◆ Task details
Keep only the lines of the listing that include the word "square", and copy them.

● ● ● ● ●

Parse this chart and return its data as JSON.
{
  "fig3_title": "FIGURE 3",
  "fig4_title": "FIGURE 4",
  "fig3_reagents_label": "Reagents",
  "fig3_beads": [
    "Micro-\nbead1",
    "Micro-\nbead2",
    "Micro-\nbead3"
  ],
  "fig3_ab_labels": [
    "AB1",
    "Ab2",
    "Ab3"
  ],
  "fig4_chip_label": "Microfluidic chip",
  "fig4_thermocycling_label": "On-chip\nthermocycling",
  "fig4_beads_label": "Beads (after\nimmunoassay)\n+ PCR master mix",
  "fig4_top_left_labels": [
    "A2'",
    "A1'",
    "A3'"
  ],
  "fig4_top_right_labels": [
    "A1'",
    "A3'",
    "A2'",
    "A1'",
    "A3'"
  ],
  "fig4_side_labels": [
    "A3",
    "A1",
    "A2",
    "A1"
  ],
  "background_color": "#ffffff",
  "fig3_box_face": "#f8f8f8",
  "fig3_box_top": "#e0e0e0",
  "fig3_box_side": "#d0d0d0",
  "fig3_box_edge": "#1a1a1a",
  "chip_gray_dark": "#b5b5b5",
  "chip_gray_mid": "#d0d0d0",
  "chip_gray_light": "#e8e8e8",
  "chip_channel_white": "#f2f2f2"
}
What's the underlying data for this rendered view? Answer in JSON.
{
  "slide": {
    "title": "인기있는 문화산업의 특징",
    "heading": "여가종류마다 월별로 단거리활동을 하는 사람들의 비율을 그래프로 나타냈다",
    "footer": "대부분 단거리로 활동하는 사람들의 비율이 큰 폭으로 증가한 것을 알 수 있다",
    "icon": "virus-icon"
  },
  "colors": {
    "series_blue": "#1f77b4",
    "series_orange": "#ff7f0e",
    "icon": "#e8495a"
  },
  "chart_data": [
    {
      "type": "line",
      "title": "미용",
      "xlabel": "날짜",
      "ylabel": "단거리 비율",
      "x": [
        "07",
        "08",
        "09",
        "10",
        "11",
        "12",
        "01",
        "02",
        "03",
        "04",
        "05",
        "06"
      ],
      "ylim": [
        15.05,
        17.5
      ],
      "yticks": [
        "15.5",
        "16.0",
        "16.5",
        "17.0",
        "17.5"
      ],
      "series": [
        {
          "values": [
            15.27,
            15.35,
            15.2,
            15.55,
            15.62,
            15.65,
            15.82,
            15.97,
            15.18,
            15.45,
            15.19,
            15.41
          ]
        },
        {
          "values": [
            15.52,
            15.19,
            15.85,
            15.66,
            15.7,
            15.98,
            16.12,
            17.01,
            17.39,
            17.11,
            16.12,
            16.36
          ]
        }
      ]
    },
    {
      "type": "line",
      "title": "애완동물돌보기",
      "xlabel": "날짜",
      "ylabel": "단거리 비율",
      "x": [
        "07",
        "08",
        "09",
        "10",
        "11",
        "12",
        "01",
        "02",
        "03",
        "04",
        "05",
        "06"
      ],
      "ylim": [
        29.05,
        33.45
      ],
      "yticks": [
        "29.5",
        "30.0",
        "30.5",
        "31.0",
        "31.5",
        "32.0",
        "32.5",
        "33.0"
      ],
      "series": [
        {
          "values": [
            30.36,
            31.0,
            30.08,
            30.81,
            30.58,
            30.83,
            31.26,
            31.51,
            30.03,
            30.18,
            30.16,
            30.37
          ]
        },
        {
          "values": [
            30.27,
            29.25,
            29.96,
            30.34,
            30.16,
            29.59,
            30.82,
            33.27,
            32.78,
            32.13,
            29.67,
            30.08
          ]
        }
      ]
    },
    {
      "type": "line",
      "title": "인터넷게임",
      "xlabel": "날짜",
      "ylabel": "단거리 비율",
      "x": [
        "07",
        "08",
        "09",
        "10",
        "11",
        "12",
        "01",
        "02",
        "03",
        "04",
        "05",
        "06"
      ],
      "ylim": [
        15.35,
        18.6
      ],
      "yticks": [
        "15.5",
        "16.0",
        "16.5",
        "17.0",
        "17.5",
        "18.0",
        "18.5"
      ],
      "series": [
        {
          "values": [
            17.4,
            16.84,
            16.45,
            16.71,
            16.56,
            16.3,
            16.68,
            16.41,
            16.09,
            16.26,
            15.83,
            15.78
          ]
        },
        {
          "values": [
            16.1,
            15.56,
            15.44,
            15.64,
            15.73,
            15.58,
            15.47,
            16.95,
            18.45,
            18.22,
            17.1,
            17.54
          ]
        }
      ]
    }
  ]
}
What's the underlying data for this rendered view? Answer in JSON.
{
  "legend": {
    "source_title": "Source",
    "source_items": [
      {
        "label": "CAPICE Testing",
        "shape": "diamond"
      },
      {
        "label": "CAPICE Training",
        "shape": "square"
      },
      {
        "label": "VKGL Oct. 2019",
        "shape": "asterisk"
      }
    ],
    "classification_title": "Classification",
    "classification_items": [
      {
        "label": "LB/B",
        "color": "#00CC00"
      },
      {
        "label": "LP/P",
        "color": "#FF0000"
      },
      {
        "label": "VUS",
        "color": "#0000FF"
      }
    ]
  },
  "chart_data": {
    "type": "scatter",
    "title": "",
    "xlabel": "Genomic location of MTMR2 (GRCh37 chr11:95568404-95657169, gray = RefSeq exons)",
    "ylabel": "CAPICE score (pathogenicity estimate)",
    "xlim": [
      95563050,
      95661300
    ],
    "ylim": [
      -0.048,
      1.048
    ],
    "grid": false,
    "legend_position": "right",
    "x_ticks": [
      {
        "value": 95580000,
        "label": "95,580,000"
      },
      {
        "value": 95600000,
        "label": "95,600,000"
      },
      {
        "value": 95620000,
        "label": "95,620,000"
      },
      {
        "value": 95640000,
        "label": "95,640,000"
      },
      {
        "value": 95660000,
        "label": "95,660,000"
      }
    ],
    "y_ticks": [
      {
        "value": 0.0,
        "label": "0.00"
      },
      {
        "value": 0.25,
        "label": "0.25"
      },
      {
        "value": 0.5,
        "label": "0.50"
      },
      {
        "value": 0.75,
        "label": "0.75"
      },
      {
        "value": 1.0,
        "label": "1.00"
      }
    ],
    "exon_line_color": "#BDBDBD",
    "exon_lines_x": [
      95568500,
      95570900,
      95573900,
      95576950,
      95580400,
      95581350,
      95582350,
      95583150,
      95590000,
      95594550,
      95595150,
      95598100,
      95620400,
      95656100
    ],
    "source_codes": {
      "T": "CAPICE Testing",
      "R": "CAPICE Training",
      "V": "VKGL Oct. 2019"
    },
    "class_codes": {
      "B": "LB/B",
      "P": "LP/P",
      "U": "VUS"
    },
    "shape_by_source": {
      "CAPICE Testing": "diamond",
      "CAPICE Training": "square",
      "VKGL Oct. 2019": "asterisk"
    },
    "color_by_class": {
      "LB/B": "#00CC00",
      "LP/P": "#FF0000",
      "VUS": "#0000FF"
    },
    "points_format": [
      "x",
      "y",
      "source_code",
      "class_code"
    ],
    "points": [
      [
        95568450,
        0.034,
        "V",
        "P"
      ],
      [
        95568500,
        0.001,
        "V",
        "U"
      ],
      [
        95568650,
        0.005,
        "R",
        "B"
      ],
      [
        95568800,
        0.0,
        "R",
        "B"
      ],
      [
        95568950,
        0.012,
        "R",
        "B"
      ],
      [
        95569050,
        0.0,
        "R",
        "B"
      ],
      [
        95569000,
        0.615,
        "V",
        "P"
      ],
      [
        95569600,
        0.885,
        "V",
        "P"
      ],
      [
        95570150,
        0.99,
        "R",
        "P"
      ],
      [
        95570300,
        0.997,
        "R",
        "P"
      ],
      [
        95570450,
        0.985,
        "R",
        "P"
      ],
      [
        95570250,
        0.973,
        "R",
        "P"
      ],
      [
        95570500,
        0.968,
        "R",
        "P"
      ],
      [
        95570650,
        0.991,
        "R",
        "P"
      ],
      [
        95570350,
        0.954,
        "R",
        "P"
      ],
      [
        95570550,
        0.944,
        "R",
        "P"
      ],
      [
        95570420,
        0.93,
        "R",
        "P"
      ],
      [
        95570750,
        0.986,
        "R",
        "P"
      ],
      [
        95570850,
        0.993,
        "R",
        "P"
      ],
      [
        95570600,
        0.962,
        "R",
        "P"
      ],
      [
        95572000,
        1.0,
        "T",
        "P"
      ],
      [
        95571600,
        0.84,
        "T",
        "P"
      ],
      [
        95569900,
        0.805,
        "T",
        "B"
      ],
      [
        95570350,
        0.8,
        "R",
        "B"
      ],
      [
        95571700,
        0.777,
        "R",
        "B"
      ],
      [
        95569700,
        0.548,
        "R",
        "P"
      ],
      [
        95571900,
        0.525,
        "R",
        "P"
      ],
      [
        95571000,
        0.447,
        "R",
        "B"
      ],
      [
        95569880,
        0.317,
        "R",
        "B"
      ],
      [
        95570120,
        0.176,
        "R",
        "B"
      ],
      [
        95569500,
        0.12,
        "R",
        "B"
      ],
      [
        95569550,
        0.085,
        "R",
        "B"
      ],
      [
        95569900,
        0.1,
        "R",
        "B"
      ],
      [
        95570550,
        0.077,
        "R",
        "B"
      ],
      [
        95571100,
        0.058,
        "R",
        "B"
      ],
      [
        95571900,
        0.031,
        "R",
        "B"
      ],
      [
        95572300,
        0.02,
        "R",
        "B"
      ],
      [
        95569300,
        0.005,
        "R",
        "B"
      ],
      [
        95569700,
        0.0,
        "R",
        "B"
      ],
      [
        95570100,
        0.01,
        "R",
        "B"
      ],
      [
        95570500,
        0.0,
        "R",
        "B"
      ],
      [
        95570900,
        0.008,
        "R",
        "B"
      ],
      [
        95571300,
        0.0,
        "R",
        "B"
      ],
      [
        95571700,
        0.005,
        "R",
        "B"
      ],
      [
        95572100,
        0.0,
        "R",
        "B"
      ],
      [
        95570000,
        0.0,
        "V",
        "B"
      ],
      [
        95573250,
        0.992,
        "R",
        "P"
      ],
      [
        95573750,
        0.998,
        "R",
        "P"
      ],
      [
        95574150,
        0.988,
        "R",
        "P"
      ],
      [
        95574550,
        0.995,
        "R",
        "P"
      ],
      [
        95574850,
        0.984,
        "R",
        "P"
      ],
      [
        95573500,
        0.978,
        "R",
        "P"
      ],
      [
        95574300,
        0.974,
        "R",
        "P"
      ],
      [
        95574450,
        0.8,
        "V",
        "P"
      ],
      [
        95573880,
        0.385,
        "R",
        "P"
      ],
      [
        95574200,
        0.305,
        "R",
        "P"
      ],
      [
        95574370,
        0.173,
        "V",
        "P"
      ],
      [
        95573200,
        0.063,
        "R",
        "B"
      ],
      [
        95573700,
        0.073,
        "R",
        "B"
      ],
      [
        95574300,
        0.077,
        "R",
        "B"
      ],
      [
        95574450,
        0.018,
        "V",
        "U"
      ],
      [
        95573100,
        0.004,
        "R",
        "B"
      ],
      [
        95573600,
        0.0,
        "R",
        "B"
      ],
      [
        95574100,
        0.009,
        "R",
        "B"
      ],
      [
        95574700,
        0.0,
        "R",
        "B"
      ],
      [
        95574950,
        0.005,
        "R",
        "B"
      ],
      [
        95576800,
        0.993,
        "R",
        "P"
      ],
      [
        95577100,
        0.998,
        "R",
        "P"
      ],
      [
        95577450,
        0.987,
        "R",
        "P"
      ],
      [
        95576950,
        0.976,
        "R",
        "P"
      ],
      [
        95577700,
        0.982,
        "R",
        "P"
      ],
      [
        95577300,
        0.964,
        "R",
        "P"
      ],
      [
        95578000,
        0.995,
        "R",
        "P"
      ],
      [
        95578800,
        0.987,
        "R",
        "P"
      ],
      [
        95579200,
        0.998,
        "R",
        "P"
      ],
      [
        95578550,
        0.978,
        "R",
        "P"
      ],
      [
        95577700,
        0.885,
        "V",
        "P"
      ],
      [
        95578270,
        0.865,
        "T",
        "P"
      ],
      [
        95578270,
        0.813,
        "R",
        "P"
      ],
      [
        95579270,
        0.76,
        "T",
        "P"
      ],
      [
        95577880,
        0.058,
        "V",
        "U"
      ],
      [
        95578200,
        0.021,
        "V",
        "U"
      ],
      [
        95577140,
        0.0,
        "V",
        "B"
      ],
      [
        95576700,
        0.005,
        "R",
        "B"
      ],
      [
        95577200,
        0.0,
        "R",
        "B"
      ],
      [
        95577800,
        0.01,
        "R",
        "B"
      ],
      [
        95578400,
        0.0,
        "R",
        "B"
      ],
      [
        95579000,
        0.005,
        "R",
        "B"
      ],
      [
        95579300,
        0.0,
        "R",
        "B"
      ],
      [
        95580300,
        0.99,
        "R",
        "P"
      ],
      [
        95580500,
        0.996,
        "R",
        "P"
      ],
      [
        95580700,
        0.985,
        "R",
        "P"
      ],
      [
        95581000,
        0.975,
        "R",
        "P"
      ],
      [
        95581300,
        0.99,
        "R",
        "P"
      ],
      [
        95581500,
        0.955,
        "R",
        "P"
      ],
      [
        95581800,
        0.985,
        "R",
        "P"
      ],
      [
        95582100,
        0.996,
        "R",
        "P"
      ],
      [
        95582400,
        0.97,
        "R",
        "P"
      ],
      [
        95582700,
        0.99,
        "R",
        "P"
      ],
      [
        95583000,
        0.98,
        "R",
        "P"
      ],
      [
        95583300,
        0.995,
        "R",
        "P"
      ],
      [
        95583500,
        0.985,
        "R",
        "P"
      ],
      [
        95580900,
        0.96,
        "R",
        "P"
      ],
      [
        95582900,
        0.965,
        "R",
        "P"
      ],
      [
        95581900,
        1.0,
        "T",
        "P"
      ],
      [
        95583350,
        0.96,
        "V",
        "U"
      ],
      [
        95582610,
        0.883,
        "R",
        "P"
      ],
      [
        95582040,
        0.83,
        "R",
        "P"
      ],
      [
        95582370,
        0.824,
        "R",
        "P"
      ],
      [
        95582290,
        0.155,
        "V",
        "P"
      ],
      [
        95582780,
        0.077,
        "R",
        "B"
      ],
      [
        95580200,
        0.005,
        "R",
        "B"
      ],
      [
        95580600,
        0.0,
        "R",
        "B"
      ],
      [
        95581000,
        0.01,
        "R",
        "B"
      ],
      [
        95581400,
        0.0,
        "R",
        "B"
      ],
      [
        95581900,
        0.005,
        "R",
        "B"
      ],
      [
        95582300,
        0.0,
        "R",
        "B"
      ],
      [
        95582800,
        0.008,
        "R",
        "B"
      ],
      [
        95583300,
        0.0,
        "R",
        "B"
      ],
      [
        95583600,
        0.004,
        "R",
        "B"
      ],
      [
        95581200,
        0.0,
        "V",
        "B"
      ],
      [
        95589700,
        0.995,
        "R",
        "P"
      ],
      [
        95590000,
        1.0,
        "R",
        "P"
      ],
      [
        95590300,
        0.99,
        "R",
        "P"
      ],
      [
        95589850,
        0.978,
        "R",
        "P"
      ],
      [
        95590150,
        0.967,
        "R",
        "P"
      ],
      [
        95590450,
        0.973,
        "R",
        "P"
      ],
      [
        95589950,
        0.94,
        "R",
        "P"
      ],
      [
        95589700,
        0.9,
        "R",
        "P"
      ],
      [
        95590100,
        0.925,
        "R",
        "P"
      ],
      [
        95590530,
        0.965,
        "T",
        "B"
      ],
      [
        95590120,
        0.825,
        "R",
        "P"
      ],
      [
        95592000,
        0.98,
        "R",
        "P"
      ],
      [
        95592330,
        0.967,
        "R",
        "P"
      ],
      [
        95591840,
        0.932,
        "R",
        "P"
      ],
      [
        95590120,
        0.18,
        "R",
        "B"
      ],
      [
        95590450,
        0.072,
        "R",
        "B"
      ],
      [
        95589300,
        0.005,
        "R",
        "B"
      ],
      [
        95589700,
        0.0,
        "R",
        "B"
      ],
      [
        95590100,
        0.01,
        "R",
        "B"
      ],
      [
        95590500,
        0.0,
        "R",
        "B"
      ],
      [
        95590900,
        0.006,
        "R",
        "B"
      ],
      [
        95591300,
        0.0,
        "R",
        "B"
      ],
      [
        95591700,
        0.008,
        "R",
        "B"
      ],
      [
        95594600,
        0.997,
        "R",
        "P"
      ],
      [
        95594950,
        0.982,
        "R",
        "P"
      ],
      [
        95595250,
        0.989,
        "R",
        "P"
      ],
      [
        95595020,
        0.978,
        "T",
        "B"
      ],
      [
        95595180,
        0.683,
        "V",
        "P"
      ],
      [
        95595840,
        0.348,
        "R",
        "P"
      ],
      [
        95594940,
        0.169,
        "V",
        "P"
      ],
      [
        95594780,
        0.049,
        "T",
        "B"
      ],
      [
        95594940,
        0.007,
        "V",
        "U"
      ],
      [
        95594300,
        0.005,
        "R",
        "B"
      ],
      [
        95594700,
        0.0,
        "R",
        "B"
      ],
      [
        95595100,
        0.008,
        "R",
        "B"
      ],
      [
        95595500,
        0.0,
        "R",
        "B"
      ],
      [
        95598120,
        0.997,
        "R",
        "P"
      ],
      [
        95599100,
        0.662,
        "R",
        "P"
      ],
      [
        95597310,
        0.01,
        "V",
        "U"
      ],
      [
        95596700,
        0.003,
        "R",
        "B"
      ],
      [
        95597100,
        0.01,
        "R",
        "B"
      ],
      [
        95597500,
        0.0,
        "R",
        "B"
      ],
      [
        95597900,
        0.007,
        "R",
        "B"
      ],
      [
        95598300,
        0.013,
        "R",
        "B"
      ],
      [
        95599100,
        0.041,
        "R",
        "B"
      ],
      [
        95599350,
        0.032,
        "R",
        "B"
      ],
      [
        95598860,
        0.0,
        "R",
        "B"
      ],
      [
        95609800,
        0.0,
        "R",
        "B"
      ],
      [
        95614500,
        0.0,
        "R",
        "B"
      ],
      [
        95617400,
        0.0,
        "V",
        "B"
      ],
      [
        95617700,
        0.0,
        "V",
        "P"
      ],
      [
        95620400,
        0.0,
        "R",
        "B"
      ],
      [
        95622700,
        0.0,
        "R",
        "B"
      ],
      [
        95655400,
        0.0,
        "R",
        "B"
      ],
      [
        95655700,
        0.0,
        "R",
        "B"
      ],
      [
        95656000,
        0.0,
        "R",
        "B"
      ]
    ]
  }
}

● ● ● ● ●

◆ Response
        "shape": "square"
      "CAPICE Training": "square",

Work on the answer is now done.